Supplied records start

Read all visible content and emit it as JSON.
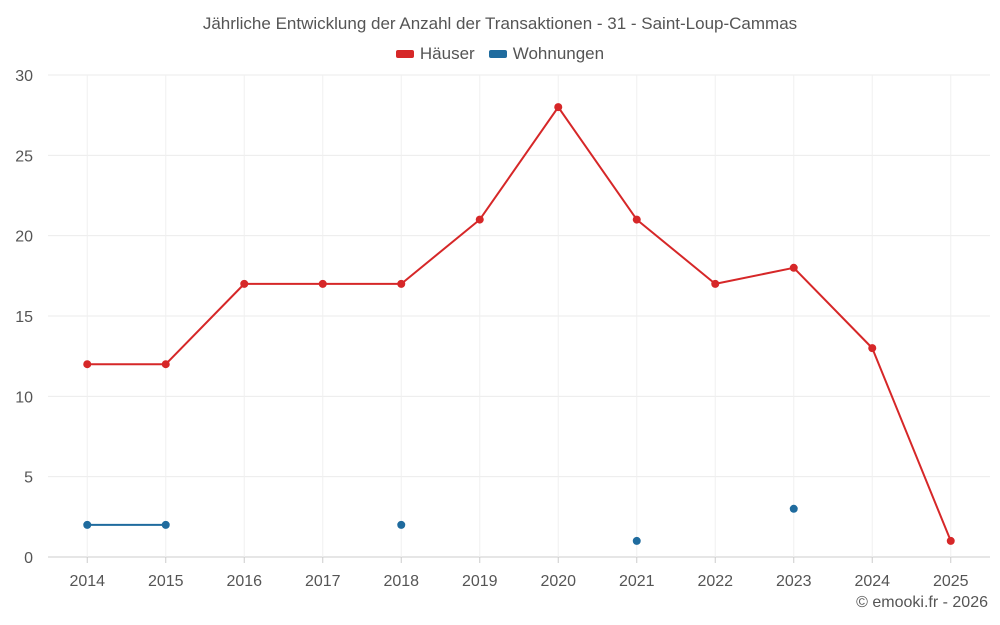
{
  "chart_data": {
    "type": "line",
    "title": "Jährliche Entwicklung der Anzahl der Transaktionen - 31 - Saint-Loup-Cammas",
    "xlabel": "",
    "ylabel": "",
    "categories": [
      "2014",
      "2015",
      "2016",
      "2017",
      "2018",
      "2019",
      "2020",
      "2021",
      "2022",
      "2023",
      "2024",
      "2025"
    ],
    "ylim": [
      0,
      30
    ],
    "yticks": [
      0,
      5,
      10,
      15,
      20,
      25,
      30
    ],
    "grid": true,
    "legend_position": "top-center",
    "series": [
      {
        "name": "Häuser",
        "color": "#d62728",
        "values": [
          12,
          12,
          17,
          17,
          17,
          21,
          28,
          21,
          17,
          18,
          13,
          1
        ]
      },
      {
        "name": "Wohnungen",
        "color": "#1f6b9e",
        "values": [
          2,
          2,
          null,
          null,
          2,
          null,
          null,
          1,
          null,
          3,
          null,
          null
        ]
      }
    ]
  },
  "credit": "© emooki.fr - 2026"
}
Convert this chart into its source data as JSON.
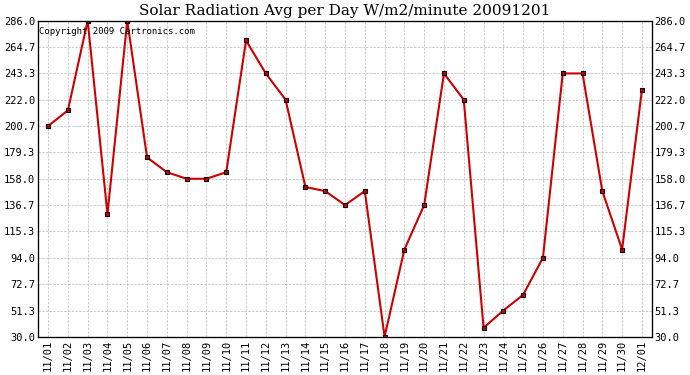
{
  "title": "Solar Radiation Avg per Day W/m2/minute 20091201",
  "copyright": "Copyright 2009 Cartronics.com",
  "x_labels": [
    "11/01",
    "11/02",
    "11/03",
    "11/04",
    "11/05",
    "11/06",
    "11/07",
    "11/08",
    "11/09",
    "11/10",
    "11/11",
    "11/12",
    "11/13",
    "11/14",
    "11/15",
    "11/16",
    "11/17",
    "11/18",
    "11/19",
    "11/20",
    "11/21",
    "11/22",
    "11/23",
    "11/24",
    "11/25",
    "11/26",
    "11/27",
    "11/28",
    "11/29",
    "11/30",
    "12/01"
  ],
  "y_values": [
    200.7,
    213.4,
    286.0,
    129.3,
    286.0,
    175.3,
    163.3,
    158.0,
    158.0,
    163.3,
    270.0,
    243.3,
    222.0,
    151.3,
    148.0,
    136.7,
    148.0,
    30.0,
    100.7,
    136.7,
    243.3,
    222.0,
    37.3,
    51.3,
    64.0,
    94.0,
    243.3,
    243.3,
    148.0,
    100.7,
    230.0
  ],
  "y_ticks": [
    30.0,
    51.3,
    72.7,
    94.0,
    115.3,
    136.7,
    158.0,
    179.3,
    200.7,
    222.0,
    243.3,
    264.7,
    286.0
  ],
  "y_min": 30.0,
  "y_max": 286.0,
  "line_color": "#cc0000",
  "marker_color": "#000000",
  "marker_fill": "#cc0000",
  "marker_size": 3.5,
  "background_color": "#ffffff",
  "grid_color": "#bbbbbb",
  "title_fontsize": 11,
  "tick_fontsize": 7.5,
  "copyright_fontsize": 6.5
}
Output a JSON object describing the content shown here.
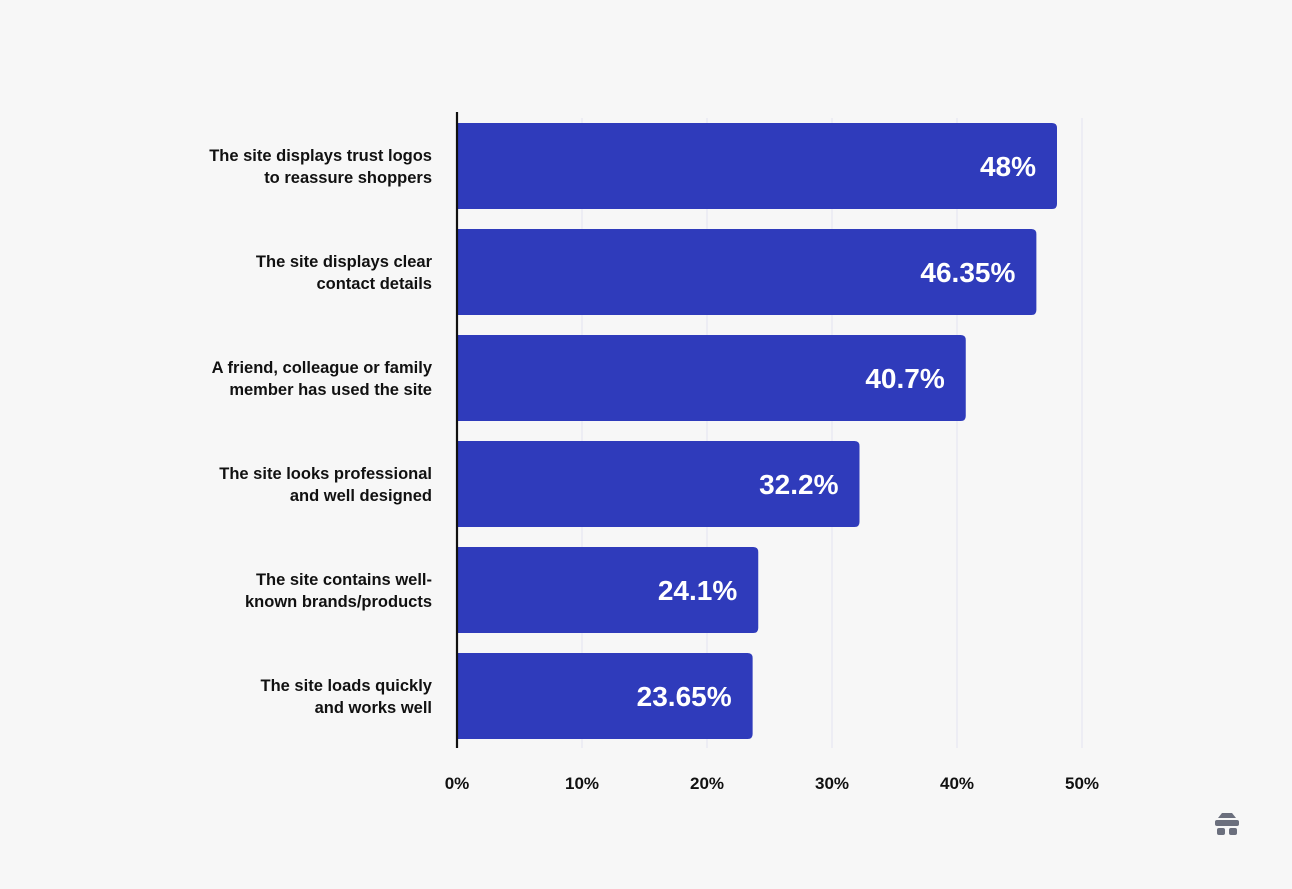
{
  "chart_data": {
    "type": "bar",
    "orientation": "horizontal",
    "categories": [
      "The site displays trust logos to reassure shoppers",
      "The site displays clear contact details",
      "A friend, colleague or family member has used the site",
      "The site looks professional and well designed",
      "The site contains well-known brands/products",
      "The site loads quickly and works well"
    ],
    "category_lines": [
      [
        "The site displays trust logos",
        "to reassure shoppers"
      ],
      [
        "The site displays clear",
        "contact details"
      ],
      [
        "A friend, colleague or family",
        "member has used the site"
      ],
      [
        "The site looks professional",
        "and well designed"
      ],
      [
        "The site contains well-",
        "known brands/products"
      ],
      [
        "The site loads quickly",
        "and works well"
      ]
    ],
    "values": [
      48,
      46.35,
      40.7,
      32.2,
      24.1,
      23.65
    ],
    "data_labels": [
      "48%",
      "46.35%",
      "40.7%",
      "32.2%",
      "24.1%",
      "23.65%"
    ],
    "xlim": [
      0,
      50
    ],
    "xticks": [
      0,
      10,
      20,
      30,
      40,
      50
    ],
    "xtick_labels": [
      "0%",
      "10%",
      "20%",
      "30%",
      "40%",
      "50%"
    ],
    "title": "",
    "xlabel": "",
    "ylabel": "",
    "grid": true,
    "legend": "none",
    "colors": {
      "bar": "#2f3bbb",
      "grid": "#e3e3f2",
      "axis": "#111111",
      "background": "#f7f7f7"
    }
  },
  "brand_logo": {
    "icon": "beehive-logo-icon",
    "color": "#6b6f7d"
  }
}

Supplied records end

> [Work required]
Give the number of lines that hold the word "professional" in these records, with nothing added.

> [Task output]
2